▸ **Work to complete**: Print every line of the listing exactly, please.

A block of data
☆ ☆ ☆
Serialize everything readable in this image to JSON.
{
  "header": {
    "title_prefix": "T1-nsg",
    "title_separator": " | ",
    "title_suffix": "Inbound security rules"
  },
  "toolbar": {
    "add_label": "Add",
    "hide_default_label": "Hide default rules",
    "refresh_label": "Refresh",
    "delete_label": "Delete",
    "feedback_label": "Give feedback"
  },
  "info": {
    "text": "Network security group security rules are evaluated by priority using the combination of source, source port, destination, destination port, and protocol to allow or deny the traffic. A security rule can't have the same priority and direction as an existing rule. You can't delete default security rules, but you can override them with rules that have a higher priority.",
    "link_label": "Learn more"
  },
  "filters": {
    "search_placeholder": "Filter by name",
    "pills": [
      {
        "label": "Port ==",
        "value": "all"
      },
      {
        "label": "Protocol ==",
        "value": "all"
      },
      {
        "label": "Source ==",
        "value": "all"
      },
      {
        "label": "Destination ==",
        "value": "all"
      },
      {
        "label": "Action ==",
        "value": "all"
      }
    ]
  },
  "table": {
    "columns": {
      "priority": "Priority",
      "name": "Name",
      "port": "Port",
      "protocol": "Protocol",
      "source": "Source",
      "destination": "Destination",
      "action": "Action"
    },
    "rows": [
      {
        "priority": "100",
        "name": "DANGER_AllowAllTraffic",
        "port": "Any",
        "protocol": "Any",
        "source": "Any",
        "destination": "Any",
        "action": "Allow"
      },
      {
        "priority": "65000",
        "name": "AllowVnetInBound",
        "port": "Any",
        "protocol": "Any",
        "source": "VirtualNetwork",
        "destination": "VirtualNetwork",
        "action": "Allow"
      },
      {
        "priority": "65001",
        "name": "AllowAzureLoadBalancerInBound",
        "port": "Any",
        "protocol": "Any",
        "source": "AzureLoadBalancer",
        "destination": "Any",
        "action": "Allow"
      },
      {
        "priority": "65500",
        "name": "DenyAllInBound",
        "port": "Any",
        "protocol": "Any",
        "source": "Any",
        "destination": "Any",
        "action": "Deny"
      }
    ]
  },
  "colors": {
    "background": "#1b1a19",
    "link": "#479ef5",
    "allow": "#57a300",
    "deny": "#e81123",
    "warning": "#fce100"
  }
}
☆ ☆ ☆
▸ **Exercise solution**:
Serialize everything readable in this image to JSON.
{
  "header": {
    "title_prefix": "T1-nsg",
    "title_separator": " | ",
    "title_suffix": "Inbound security rules"
  },
  "toolbar": {
    "add_label": "Add",
    "hide_default_label": "Hide default rules",
    "refresh_label": "Refresh",
    "delete_label": "Delete",
    "feedback_label": "Give feedback"
  },
  "info": {
    "text": "Network security group security rules are evaluated by priority using the combination of source, source port, destination, destination port, and protocol to allow or deny the traffic. A security rule can't have the same priority and direction as an existing rule. You can't delete default security rules, but you can override them with rules that have a higher priority.",
    "link_label": "Learn more"
  },
  "filters": {
    "search_placeholder": "Filter by name",
    "pills": [
      {
        "label": "Port ==",
        "value": "all"
      },
      {
        "label": "Protocol ==",
        "value": "all"
      },
      {
        "label": "Source ==",
        "value": "all"
      },
      {
        "label": "Destination ==",
        "value": "all"
      },
      {
        "label": "Action ==",
        "value": "all"
      }
    ]
  },
  "table": {
    "columns": {
      "priority": "Priority",
      "name": "Name",
      "port": "Port",
      "protocol": "Protocol",
      "source": "Source",
      "destination": "Destination",
      "action": "Action"
    },
    "rows": [
      {
        "priority": "100",
        "name": "DANGER_AllowAllTraffic",
        "port": "Any",
        "protocol": "Any",
        "source": "Any",
        "destination": "Any",
        "action": "Allow"
      },
      {
        "priority": "65000",
        "name": "AllowVnetInBound",
        "port": "Any",
        "protocol": "Any",
        "source": "VirtualNetwork",
        "destination": "VirtualNetwork",
        "action": "Allow"
      },
      {
        "priority": "65001",
        "name": "AllowAzureLoadBalancerInBound",
        "port": "Any",
        "protocol": "Any",
        "source": "AzureLoadBalancer",
        "destination": "Any",
        "action": "Allow"
      },
      {
        "priority": "65500",
        "name": "DenyAllInBound",
        "port": "Any",
        "protocol": "Any",
        "source": "Any",
        "destination": "Any",
        "action": "Deny"
      }
    ]
  },
  "colors": {
    "background": "#1b1a19",
    "link": "#479ef5",
    "allow": "#57a300",
    "deny": "#e81123",
    "warning": "#fce100"
  }
}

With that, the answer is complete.